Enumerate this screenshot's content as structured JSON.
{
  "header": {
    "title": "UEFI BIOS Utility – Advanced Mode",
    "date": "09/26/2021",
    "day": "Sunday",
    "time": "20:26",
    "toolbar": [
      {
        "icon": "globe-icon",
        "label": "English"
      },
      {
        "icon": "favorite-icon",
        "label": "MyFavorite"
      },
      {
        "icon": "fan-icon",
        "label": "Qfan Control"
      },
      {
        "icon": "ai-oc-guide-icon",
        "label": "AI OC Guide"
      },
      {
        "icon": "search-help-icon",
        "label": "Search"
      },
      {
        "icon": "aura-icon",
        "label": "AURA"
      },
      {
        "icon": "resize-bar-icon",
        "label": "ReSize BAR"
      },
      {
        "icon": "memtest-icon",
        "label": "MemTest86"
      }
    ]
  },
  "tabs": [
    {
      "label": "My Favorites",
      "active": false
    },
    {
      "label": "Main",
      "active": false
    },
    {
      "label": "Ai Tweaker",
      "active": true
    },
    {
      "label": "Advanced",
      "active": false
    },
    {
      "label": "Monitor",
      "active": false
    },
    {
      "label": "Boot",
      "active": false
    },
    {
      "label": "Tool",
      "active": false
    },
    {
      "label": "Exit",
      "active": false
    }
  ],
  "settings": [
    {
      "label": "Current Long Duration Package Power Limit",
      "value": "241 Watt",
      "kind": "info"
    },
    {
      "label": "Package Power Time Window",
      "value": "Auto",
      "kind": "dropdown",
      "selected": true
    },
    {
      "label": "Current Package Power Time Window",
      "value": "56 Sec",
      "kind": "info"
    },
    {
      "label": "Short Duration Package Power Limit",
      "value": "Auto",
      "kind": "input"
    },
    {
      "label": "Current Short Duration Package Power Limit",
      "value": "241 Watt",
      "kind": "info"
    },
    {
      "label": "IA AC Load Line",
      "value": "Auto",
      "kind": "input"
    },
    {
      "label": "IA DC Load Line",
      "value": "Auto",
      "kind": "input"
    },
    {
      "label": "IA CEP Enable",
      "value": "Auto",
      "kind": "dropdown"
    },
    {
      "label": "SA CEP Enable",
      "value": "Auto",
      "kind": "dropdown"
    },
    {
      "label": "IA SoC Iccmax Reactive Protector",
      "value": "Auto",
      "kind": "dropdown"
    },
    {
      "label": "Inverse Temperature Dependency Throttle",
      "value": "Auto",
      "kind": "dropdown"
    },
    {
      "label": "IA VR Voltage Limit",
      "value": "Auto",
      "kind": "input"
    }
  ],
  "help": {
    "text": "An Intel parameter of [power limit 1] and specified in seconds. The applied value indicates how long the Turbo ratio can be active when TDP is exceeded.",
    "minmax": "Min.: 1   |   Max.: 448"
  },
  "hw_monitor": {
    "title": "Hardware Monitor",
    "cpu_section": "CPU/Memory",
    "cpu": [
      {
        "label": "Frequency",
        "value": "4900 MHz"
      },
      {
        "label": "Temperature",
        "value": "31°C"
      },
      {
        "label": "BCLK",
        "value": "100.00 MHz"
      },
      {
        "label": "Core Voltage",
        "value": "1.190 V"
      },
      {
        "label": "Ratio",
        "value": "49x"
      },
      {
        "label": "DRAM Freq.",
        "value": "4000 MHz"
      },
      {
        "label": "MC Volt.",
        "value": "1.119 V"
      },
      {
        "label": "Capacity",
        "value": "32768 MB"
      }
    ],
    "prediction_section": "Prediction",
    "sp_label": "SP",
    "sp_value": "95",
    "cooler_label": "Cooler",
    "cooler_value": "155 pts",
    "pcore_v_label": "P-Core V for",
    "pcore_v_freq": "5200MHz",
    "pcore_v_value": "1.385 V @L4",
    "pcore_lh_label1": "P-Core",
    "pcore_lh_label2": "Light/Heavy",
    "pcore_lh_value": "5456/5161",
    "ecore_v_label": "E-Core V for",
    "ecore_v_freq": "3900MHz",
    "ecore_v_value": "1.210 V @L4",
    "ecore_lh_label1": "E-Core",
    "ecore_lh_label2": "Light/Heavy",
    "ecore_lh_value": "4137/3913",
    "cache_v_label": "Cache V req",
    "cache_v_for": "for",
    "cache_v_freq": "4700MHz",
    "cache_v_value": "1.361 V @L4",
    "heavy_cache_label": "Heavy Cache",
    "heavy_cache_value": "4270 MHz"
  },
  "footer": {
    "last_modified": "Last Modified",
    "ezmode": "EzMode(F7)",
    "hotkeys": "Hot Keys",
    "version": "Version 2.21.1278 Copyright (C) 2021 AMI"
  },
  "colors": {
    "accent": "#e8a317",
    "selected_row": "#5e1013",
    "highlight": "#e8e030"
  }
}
━━━━━━━━━━━━━━━━━━━━
• [Task to complete] Restate each record word for word.

• [The response]
Enumerate this screenshot's content as structured JSON.
{
  "header": {
    "title": "UEFI BIOS Utility – Advanced Mode",
    "date": "09/26/2021",
    "day": "Sunday",
    "time": "20:26",
    "toolbar": [
      {
        "icon": "globe-icon",
        "label": "English"
      },
      {
        "icon": "favorite-icon",
        "label": "MyFavorite"
      },
      {
        "icon": "fan-icon",
        "label": "Qfan Control"
      },
      {
        "icon": "ai-oc-guide-icon",
        "label": "AI OC Guide"
      },
      {
        "icon": "search-help-icon",
        "label": "Search"
      },
      {
        "icon": "aura-icon",
        "label": "AURA"
      },
      {
        "icon": "resize-bar-icon",
        "label": "ReSize BAR"
      },
      {
        "icon": "memtest-icon",
        "label": "MemTest86"
      }
    ]
  },
  "tabs": [
    {
      "label": "My Favorites",
      "active": false
    },
    {
      "label": "Main",
      "active": false
    },
    {
      "label": "Ai Tweaker",
      "active": true
    },
    {
      "label": "Advanced",
      "active": false
    },
    {
      "label": "Monitor",
      "active": false
    },
    {
      "label": "Boot",
      "active": false
    },
    {
      "label": "Tool",
      "active": false
    },
    {
      "label": "Exit",
      "active": false
    }
  ],
  "settings": [
    {
      "label": "Current Long Duration Package Power Limit",
      "value": "241 Watt",
      "kind": "info"
    },
    {
      "label": "Package Power Time Window",
      "value": "Auto",
      "kind": "dropdown",
      "selected": true
    },
    {
      "label": "Current Package Power Time Window",
      "value": "56 Sec",
      "kind": "info"
    },
    {
      "label": "Short Duration Package Power Limit",
      "value": "Auto",
      "kind": "input"
    },
    {
      "label": "Current Short Duration Package Power Limit",
      "value": "241 Watt",
      "kind": "info"
    },
    {
      "label": "IA AC Load Line",
      "value": "Auto",
      "kind": "input"
    },
    {
      "label": "IA DC Load Line",
      "value": "Auto",
      "kind": "input"
    },
    {
      "label": "IA CEP Enable",
      "value": "Auto",
      "kind": "dropdown"
    },
    {
      "label": "SA CEP Enable",
      "value": "Auto",
      "kind": "dropdown"
    },
    {
      "label": "IA SoC Iccmax Reactive Protector",
      "value": "Auto",
      "kind": "dropdown"
    },
    {
      "label": "Inverse Temperature Dependency Throttle",
      "value": "Auto",
      "kind": "dropdown"
    },
    {
      "label": "IA VR Voltage Limit",
      "value": "Auto",
      "kind": "input"
    }
  ],
  "help": {
    "text": "An Intel parameter of [power limit 1] and specified in seconds. The applied value indicates how long the Turbo ratio can be active when TDP is exceeded.",
    "minmax": "Min.: 1   |   Max.: 448"
  },
  "hw_monitor": {
    "title": "Hardware Monitor",
    "cpu_section": "CPU/Memory",
    "cpu": [
      {
        "label": "Frequency",
        "value": "4900 MHz"
      },
      {
        "label": "Temperature",
        "value": "31°C"
      },
      {
        "label": "BCLK",
        "value": "100.00 MHz"
      },
      {
        "label": "Core Voltage",
        "value": "1.190 V"
      },
      {
        "label": "Ratio",
        "value": "49x"
      },
      {
        "label": "DRAM Freq.",
        "value": "4000 MHz"
      },
      {
        "label": "MC Volt.",
        "value": "1.119 V"
      },
      {
        "label": "Capacity",
        "value": "32768 MB"
      }
    ],
    "prediction_section": "Prediction",
    "sp_label": "SP",
    "sp_value": "95",
    "cooler_label": "Cooler",
    "cooler_value": "155 pts",
    "pcore_v_label": "P-Core V for",
    "pcore_v_freq": "5200MHz",
    "pcore_v_value": "1.385 V @L4",
    "pcore_lh_label1": "P-Core",
    "pcore_lh_label2": "Light/Heavy",
    "pcore_lh_value": "5456/5161",
    "ecore_v_label": "E-Core V for",
    "ecore_v_freq": "3900MHz",
    "ecore_v_value": "1.210 V @L4",
    "ecore_lh_label1": "E-Core",
    "ecore_lh_label2": "Light/Heavy",
    "ecore_lh_value": "4137/3913",
    "cache_v_label": "Cache V req",
    "cache_v_for": "for",
    "cache_v_freq": "4700MHz",
    "cache_v_value": "1.361 V @L4",
    "heavy_cache_label": "Heavy Cache",
    "heavy_cache_value": "4270 MHz"
  },
  "footer": {
    "last_modified": "Last Modified",
    "ezmode": "EzMode(F7)",
    "hotkeys": "Hot Keys",
    "version": "Version 2.21.1278 Copyright (C) 2021 AMI"
  },
  "colors": {
    "accent": "#e8a317",
    "selected_row": "#5e1013",
    "highlight": "#e8e030"
  }
}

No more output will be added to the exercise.